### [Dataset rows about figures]

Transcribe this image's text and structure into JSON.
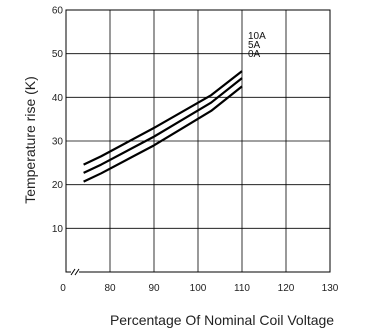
{
  "chart_data": {
    "type": "line",
    "xlabel": "Percentage Of Nominal Coil Voltage",
    "ylabel": "Temperature rise (K)",
    "xlim": [
      70,
      130
    ],
    "ylim": [
      0,
      60
    ],
    "x_ticks": [
      0,
      80,
      90,
      100,
      110,
      120,
      130
    ],
    "x_tick_labels": [
      "0",
      "80",
      "90",
      "100",
      "110",
      "120",
      "130"
    ],
    "y_ticks": [
      10,
      20,
      30,
      40,
      50,
      60
    ],
    "y_tick_labels": [
      "10",
      "20",
      "30",
      "40",
      "50",
      "60"
    ],
    "grid": true,
    "axis_break": true,
    "series": [
      {
        "name": "10A",
        "x": [
          74,
          78,
          90,
          103,
          110
        ],
        "y": [
          24.6,
          26.5,
          33,
          40.5,
          46
        ]
      },
      {
        "name": "5A",
        "x": [
          74,
          78,
          90,
          103,
          110
        ],
        "y": [
          22.7,
          24.6,
          31,
          38.8,
          44.4
        ]
      },
      {
        "name": "0A",
        "x": [
          74,
          78,
          90,
          103,
          110
        ],
        "y": [
          20.7,
          22.6,
          29,
          36.9,
          42.5
        ]
      }
    ]
  }
}
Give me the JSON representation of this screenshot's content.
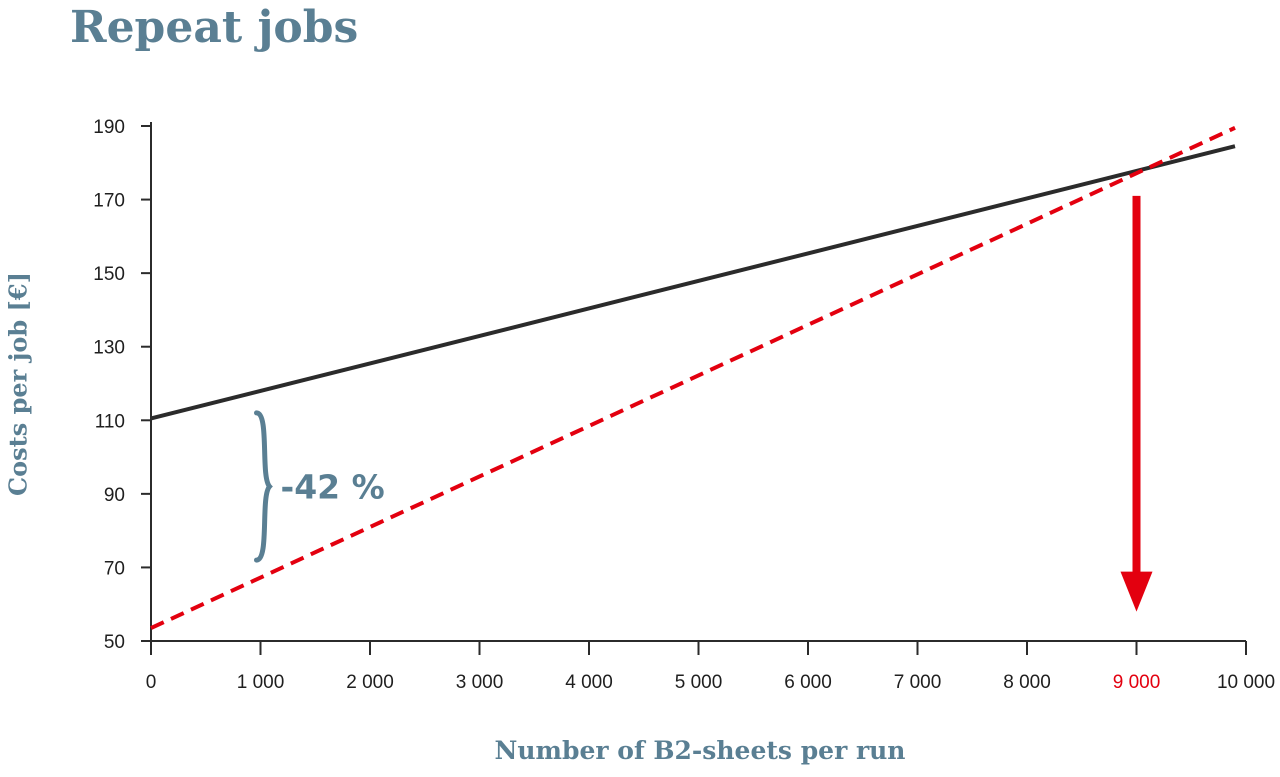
{
  "title": "Repeat jobs",
  "chart_data": {
    "type": "line",
    "xlabel": "Number of B2-sheets per run",
    "ylabel": "Costs per job [€]",
    "xlim": [
      0,
      10000
    ],
    "ylim": [
      50,
      190
    ],
    "x_ticks": [
      {
        "value": 0,
        "label": "0"
      },
      {
        "value": 1000,
        "label": "1 000"
      },
      {
        "value": 2000,
        "label": "2 000"
      },
      {
        "value": 3000,
        "label": "3 000"
      },
      {
        "value": 4000,
        "label": "4 000"
      },
      {
        "value": 5000,
        "label": "5 000"
      },
      {
        "value": 6000,
        "label": "6 000"
      },
      {
        "value": 7000,
        "label": "7 000"
      },
      {
        "value": 8000,
        "label": "8 000"
      },
      {
        "value": 9000,
        "label": "9 000",
        "highlight": true
      },
      {
        "value": 10000,
        "label": "10 000"
      }
    ],
    "y_ticks": [
      {
        "value": 190,
        "label": "190"
      },
      {
        "value": 170,
        "label": "170"
      },
      {
        "value": 150,
        "label": "150"
      },
      {
        "value": 130,
        "label": "130"
      },
      {
        "value": 110,
        "label": "110"
      },
      {
        "value": 90,
        "label": "90"
      },
      {
        "value": 70,
        "label": "70"
      },
      {
        "value": 50,
        "label": "50"
      }
    ],
    "grid": false,
    "series": [
      {
        "x": [
          0,
          9900
        ],
        "y": [
          110.5,
          184.5
        ],
        "color": "#2b2b2b",
        "style": "solid"
      },
      {
        "x": [
          0,
          9900
        ],
        "y": [
          53.5,
          189.5
        ],
        "color": "#e3000f",
        "style": "dashed"
      }
    ],
    "annotations": [
      {
        "type": "brace",
        "x": 1000,
        "y_range": [
          72,
          112
        ],
        "label": "-42 %",
        "color": "#5a7f93"
      },
      {
        "type": "arrow",
        "x": 9000,
        "y_from": 171,
        "y_to": 58,
        "color": "#e3000f"
      }
    ]
  }
}
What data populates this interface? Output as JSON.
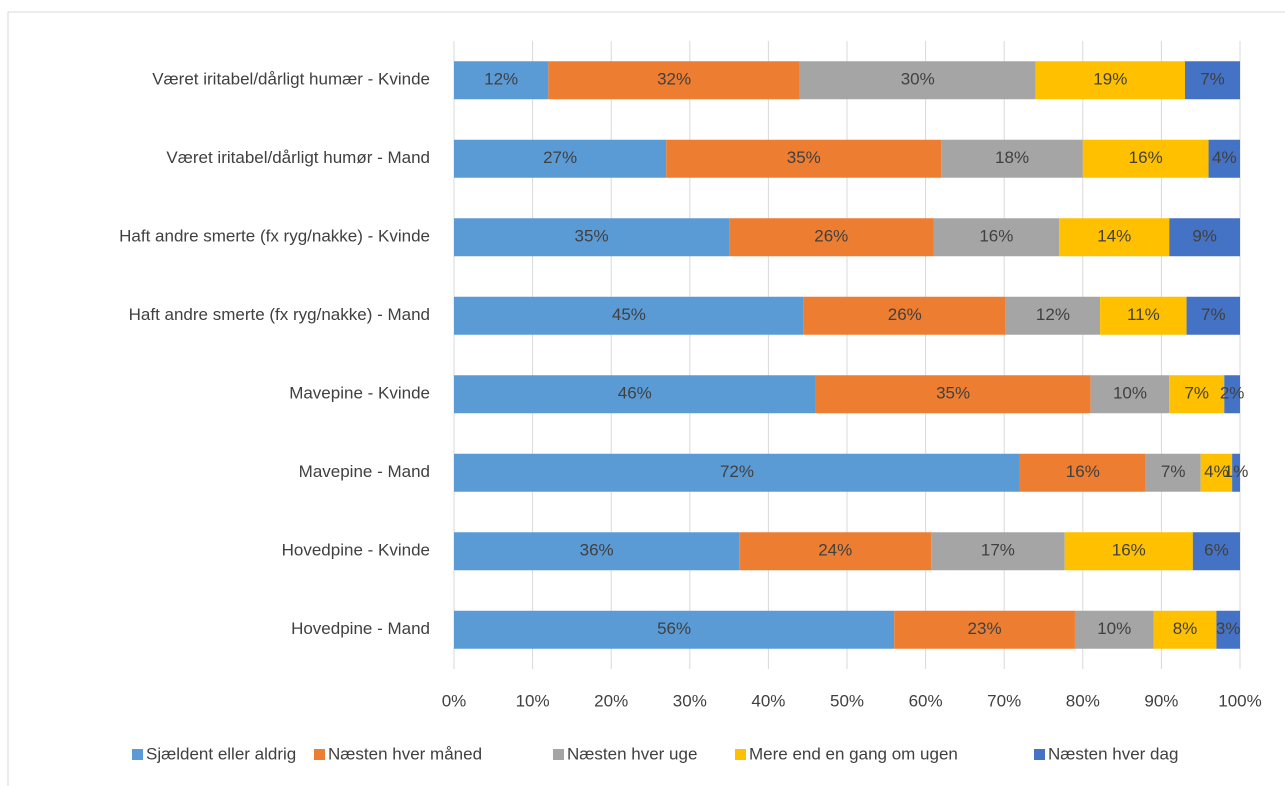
{
  "chart_data": {
    "type": "stacked-bar-horizontal",
    "categories": [
      "Været iritabel/dårligt humær - Kvinde",
      "Været iritabel/dårligt humør - Mand",
      "Haft andre smerte (fx ryg/nakke) - Kvinde",
      "Haft andre smerte (fx ryg/nakke) - Mand",
      "Mavepine - Kvinde",
      "Mavepine - Mand",
      "Hovedpine - Kvinde",
      "Hovedpine - Mand"
    ],
    "series": [
      {
        "name": "Sjældent eller aldrig",
        "color": "#5b9bd5",
        "values": [
          12,
          27,
          35,
          44.5,
          46,
          72,
          36.3,
          56
        ],
        "value_labels": [
          "12%",
          "27%",
          "35%",
          "45%",
          "46%",
          "72%",
          "36%",
          "56%"
        ]
      },
      {
        "name": "Næsten hver måned",
        "color": "#ed7d31",
        "values": [
          32,
          35,
          26,
          25.7,
          35,
          16,
          24.4,
          23
        ],
        "value_labels": [
          "32%",
          "35%",
          "26%",
          "26%",
          "35%",
          "16%",
          "24%",
          "23%"
        ]
      },
      {
        "name": "Næsten hver uge",
        "color": "#a5a5a5",
        "values": [
          30,
          18,
          16,
          12,
          10,
          7,
          17,
          10
        ],
        "value_labels": [
          "30%",
          "18%",
          "16%",
          "12%",
          "10%",
          "7%",
          "17%",
          "10%"
        ]
      },
      {
        "name": "Mere end en gang om ugen",
        "color": "#ffc000",
        "values": [
          19,
          16,
          14,
          11,
          7,
          4,
          16.3,
          8
        ],
        "value_labels": [
          "19%",
          "16%",
          "14%",
          "11%",
          "7%",
          "4%",
          "16%",
          "8%"
        ]
      },
      {
        "name": "Næsten hver dag",
        "color": "#4472c4",
        "values": [
          7,
          4,
          9,
          6.8,
          2,
          1,
          6,
          3
        ],
        "value_labels": [
          "7%",
          "4%",
          "9%",
          "7%",
          "2%",
          "1%",
          "6%",
          "3%"
        ]
      }
    ],
    "xlim": [
      0,
      100
    ],
    "xticks": [
      {
        "value": 0,
        "label": "0%"
      },
      {
        "value": 10,
        "label": "10%"
      },
      {
        "value": 20,
        "label": "20%"
      },
      {
        "value": 30,
        "label": "30%"
      },
      {
        "value": 40,
        "label": "40%"
      },
      {
        "value": 50,
        "label": "50%"
      },
      {
        "value": 60,
        "label": "60%"
      },
      {
        "value": 70,
        "label": "70%"
      },
      {
        "value": 80,
        "label": "80%"
      },
      {
        "value": 90,
        "label": "90%"
      },
      {
        "value": 100,
        "label": "100%"
      }
    ],
    "grid": true,
    "legend": "bottom"
  }
}
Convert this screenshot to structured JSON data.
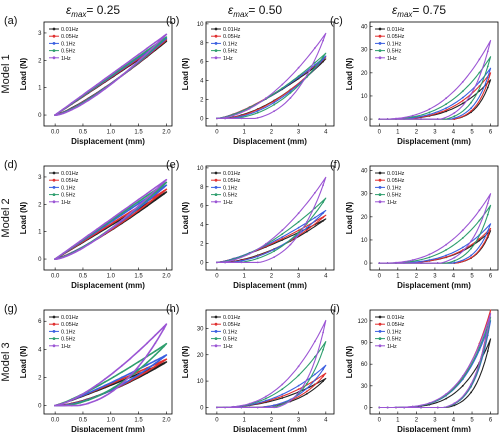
{
  "column_titles": [
    {
      "symbol": "ε",
      "sub": "max",
      "value": "= 0.25"
    },
    {
      "symbol": "ε",
      "sub": "max",
      "value": "= 0.50"
    },
    {
      "symbol": "ε",
      "sub": "max",
      "value": "= 0.75"
    }
  ],
  "row_labels": [
    "Model 1",
    "Model 2",
    "Model 3"
  ],
  "colors": {
    "0.01Hz": "#222222",
    "0.05Hz": "#e03030",
    "0.1Hz": "#3a5fe0",
    "0.5Hz": "#2e9e6e",
    "1Hz": "#9b55d4"
  },
  "chart_data": [
    {
      "panel": "(a)",
      "type": "line",
      "xlabel": "Displacement (mm)",
      "ylabel": "Load (N)",
      "xlim": [
        -0.2,
        2.1
      ],
      "ylim": [
        -0.4,
        3.4
      ],
      "xticks": [
        "0.0",
        "0.5",
        "1.0",
        "1.5",
        "2.0"
      ],
      "yticks": [
        "0",
        "1",
        "2",
        "3"
      ],
      "series": [
        {
          "name": "0.01Hz",
          "peak": 2.7,
          "loop": 0.07,
          "expo": 1.0
        },
        {
          "name": "0.05Hz",
          "peak": 2.75,
          "loop": 0.08,
          "expo": 1.0
        },
        {
          "name": "0.1Hz",
          "peak": 2.8,
          "loop": 0.09,
          "expo": 1.0
        },
        {
          "name": "0.5Hz",
          "peak": 2.85,
          "loop": 0.1,
          "expo": 1.0
        },
        {
          "name": "1Hz",
          "peak": 2.95,
          "loop": 0.12,
          "expo": 1.0
        }
      ]
    },
    {
      "panel": "(b)",
      "type": "line",
      "xlabel": "Displacement (mm)",
      "ylabel": "Load (N)",
      "xlim": [
        -0.4,
        4.3
      ],
      "ylim": [
        -0.8,
        10.2
      ],
      "xticks": [
        "0",
        "1",
        "2",
        "3",
        "4"
      ],
      "yticks": [
        "0",
        "2",
        "4",
        "6",
        "8",
        "10"
      ],
      "series": [
        {
          "name": "0.01Hz",
          "peak": 6.3,
          "loop": 0.1,
          "expo": 1.4
        },
        {
          "name": "0.05Hz",
          "peak": 6.5,
          "loop": 0.12,
          "expo": 1.4
        },
        {
          "name": "0.1Hz",
          "peak": 6.6,
          "loop": 0.14,
          "expo": 1.45
        },
        {
          "name": "0.5Hz",
          "peak": 6.9,
          "loop": 0.18,
          "expo": 1.5
        },
        {
          "name": "1Hz",
          "peak": 9.0,
          "loop": 0.3,
          "expo": 1.8
        }
      ]
    },
    {
      "panel": "(c)",
      "type": "line",
      "xlabel": "Displacement (mm)",
      "ylabel": "Load (N)",
      "xlim": [
        -0.5,
        6.4
      ],
      "ylim": [
        -3,
        42
      ],
      "xticks": [
        "0",
        "1",
        "2",
        "3",
        "4",
        "5",
        "6"
      ],
      "yticks": [
        "0",
        "10",
        "20",
        "30",
        "40"
      ],
      "series": [
        {
          "name": "0.01Hz",
          "peak": 17,
          "loop": 0.55,
          "expo": 3.2
        },
        {
          "name": "0.05Hz",
          "peak": 20,
          "loop": 0.55,
          "expo": 3.2
        },
        {
          "name": "0.1Hz",
          "peak": 22,
          "loop": 0.5,
          "expo": 3.0
        },
        {
          "name": "0.5Hz",
          "peak": 27,
          "loop": 0.45,
          "expo": 2.8
        },
        {
          "name": "1Hz",
          "peak": 34,
          "loop": 0.4,
          "expo": 2.6
        }
      ]
    },
    {
      "panel": "(d)",
      "type": "line",
      "xlabel": "Displacement (mm)",
      "ylabel": "Load (N)",
      "xlim": [
        -0.2,
        2.1
      ],
      "ylim": [
        -0.4,
        3.4
      ],
      "xticks": [
        "0.0",
        "0.5",
        "1.0",
        "1.5",
        "2.0"
      ],
      "yticks": [
        "0",
        "1",
        "2",
        "3"
      ],
      "series": [
        {
          "name": "0.01Hz",
          "peak": 2.45,
          "loop": 0.07,
          "expo": 1.0
        },
        {
          "name": "0.05Hz",
          "peak": 2.55,
          "loop": 0.08,
          "expo": 1.0
        },
        {
          "name": "0.1Hz",
          "peak": 2.7,
          "loop": 0.09,
          "expo": 1.0
        },
        {
          "name": "0.5Hz",
          "peak": 2.8,
          "loop": 0.1,
          "expo": 1.0
        },
        {
          "name": "1Hz",
          "peak": 2.9,
          "loop": 0.12,
          "expo": 1.0
        }
      ]
    },
    {
      "panel": "(e)",
      "type": "line",
      "xlabel": "Displacement (mm)",
      "ylabel": "Load (N)",
      "xlim": [
        -0.4,
        4.3
      ],
      "ylim": [
        -0.8,
        10.2
      ],
      "xticks": [
        "0",
        "1",
        "2",
        "3",
        "4"
      ],
      "yticks": [
        "0",
        "2",
        "4",
        "6",
        "8",
        "10"
      ],
      "series": [
        {
          "name": "0.01Hz",
          "peak": 4.6,
          "loop": 0.12,
          "expo": 1.3
        },
        {
          "name": "0.05Hz",
          "peak": 5.0,
          "loop": 0.14,
          "expo": 1.35
        },
        {
          "name": "0.1Hz",
          "peak": 5.5,
          "loop": 0.16,
          "expo": 1.4
        },
        {
          "name": "0.5Hz",
          "peak": 6.8,
          "loop": 0.2,
          "expo": 1.6
        },
        {
          "name": "1Hz",
          "peak": 9.0,
          "loop": 0.32,
          "expo": 1.9
        }
      ]
    },
    {
      "panel": "(f)",
      "type": "line",
      "xlabel": "Displacement (mm)",
      "ylabel": "Load (N)",
      "xlim": [
        -0.5,
        6.4
      ],
      "ylim": [
        -3,
        42
      ],
      "xticks": [
        "0",
        "1",
        "2",
        "3",
        "4",
        "5",
        "6"
      ],
      "yticks": [
        "0",
        "10",
        "20",
        "30",
        "40"
      ],
      "series": [
        {
          "name": "0.01Hz",
          "peak": 14,
          "loop": 0.55,
          "expo": 3.4
        },
        {
          "name": "0.05Hz",
          "peak": 15,
          "loop": 0.55,
          "expo": 3.4
        },
        {
          "name": "0.1Hz",
          "peak": 17,
          "loop": 0.5,
          "expo": 3.2
        },
        {
          "name": "0.5Hz",
          "peak": 25,
          "loop": 0.45,
          "expo": 2.9
        },
        {
          "name": "1Hz",
          "peak": 30,
          "loop": 0.4,
          "expo": 2.6
        }
      ]
    },
    {
      "panel": "(g)",
      "type": "line",
      "xlabel": "Displacement (mm)",
      "ylabel": "Load (N)",
      "xlim": [
        -0.2,
        2.1
      ],
      "ylim": [
        -0.6,
        6.8
      ],
      "xticks": [
        "0.0",
        "0.5",
        "1.0",
        "1.5",
        "2.0"
      ],
      "yticks": [
        "0",
        "2",
        "4",
        "6"
      ],
      "series": [
        {
          "name": "0.01Hz",
          "peak": 3.1,
          "loop": 0.12,
          "expo": 1.1
        },
        {
          "name": "0.05Hz",
          "peak": 3.3,
          "loop": 0.14,
          "expo": 1.1
        },
        {
          "name": "0.1Hz",
          "peak": 3.6,
          "loop": 0.15,
          "expo": 1.15
        },
        {
          "name": "0.5Hz",
          "peak": 4.4,
          "loop": 0.18,
          "expo": 1.2
        },
        {
          "name": "1Hz",
          "peak": 5.8,
          "loop": 0.25,
          "expo": 1.4
        }
      ]
    },
    {
      "panel": "(h)",
      "type": "line",
      "xlabel": "Displacement (mm)",
      "ylabel": "Load (N)",
      "xlim": [
        -0.4,
        4.3
      ],
      "ylim": [
        -2.5,
        37
      ],
      "xticks": [
        "0",
        "1",
        "2",
        "3",
        "4"
      ],
      "yticks": [
        "0",
        "10",
        "20",
        "30"
      ],
      "series": [
        {
          "name": "0.01Hz",
          "peak": 11,
          "loop": 0.25,
          "expo": 2.2
        },
        {
          "name": "0.05Hz",
          "peak": 13,
          "loop": 0.25,
          "expo": 2.2
        },
        {
          "name": "0.1Hz",
          "peak": 16,
          "loop": 0.25,
          "expo": 2.3
        },
        {
          "name": "0.5Hz",
          "peak": 25,
          "loop": 0.35,
          "expo": 2.5
        },
        {
          "name": "1Hz",
          "peak": 33,
          "loop": 0.4,
          "expo": 2.6
        }
      ]
    },
    {
      "panel": "(i)",
      "type": "line",
      "xlabel": "Displacement (mm)",
      "ylabel": "Load (N)",
      "xlim": [
        -0.5,
        6.4
      ],
      "ylim": [
        -9,
        135
      ],
      "xticks": [
        "0",
        "1",
        "2",
        "3",
        "4",
        "5",
        "6"
      ],
      "yticks": [
        "0",
        "30",
        "60",
        "90",
        "120"
      ],
      "series": [
        {
          "name": "0.01Hz",
          "peak": 95,
          "loop": 0.3,
          "expo": 4.0
        },
        {
          "name": "0.05Hz",
          "peak": 135,
          "loop": 0.28,
          "expo": 4.0
        },
        {
          "name": "0.1Hz",
          "peak": 120,
          "loop": 0.28,
          "expo": 3.9
        },
        {
          "name": "0.5Hz",
          "peak": 125,
          "loop": 0.28,
          "expo": 3.9
        },
        {
          "name": "1Hz",
          "peak": 130,
          "loop": 0.28,
          "expo": 3.8
        }
      ]
    }
  ]
}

### [Problem]
From the data, pick out every line that includes "panel".

### [The result]
      "panel": "(a)",
      "panel": "(b)",
      "panel": "(c)",
      "panel": "(d)",
      "panel": "(e)",
      "panel": "(f)",
      "panel": "(g)",
      "panel": "(h)",
      "panel": "(i)",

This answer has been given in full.